_Goal_
Copy out all of the data below with no alterations.

_Data records_
▬▬▬
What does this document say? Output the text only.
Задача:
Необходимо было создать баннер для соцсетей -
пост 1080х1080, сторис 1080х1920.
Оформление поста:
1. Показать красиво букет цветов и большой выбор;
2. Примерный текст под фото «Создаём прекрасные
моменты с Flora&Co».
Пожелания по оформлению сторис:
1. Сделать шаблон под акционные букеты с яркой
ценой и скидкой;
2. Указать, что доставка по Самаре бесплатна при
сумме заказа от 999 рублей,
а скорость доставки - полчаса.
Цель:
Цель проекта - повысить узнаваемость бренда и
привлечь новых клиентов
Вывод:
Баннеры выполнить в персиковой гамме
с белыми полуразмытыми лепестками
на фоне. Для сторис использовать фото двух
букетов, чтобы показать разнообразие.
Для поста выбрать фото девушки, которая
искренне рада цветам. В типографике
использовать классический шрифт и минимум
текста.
▬▬▬
_Response_
What does this document say? Output the text only.
Задача:
Необходимо было создать баннер для соцсетей -
пост 1080х1080, сторис 1080х1920.
Оформление поста:
1. Показать красиво букет цветов и большой выбор;
2. Примерный текст под фото «Создаём прекрасные
моменты с Flora&Co».
Пожелания по оформлению сторис:
1. Сделать шаблон под акционные букеты с яркой
ценой и скидкой;
2. Указать, что доставка по Самаре бесплатна при
сумме заказа от 999 рублей,
а скорость доставки - полчаса.
Цель:
Цель проекта - повысить узнаваемость бренда и
привлечь новых клиентов
Вывод:
Баннеры выполнить в персиковой гамме
с белыми полуразмытыми лепестками
на фоне. Для сторис использовать фото двух
букетов, чтобы показать разнообразие.
Для поста выбрать фото девушки, которая
искренне рада цветам. В типографике
использовать классический шрифт и минимум
текста.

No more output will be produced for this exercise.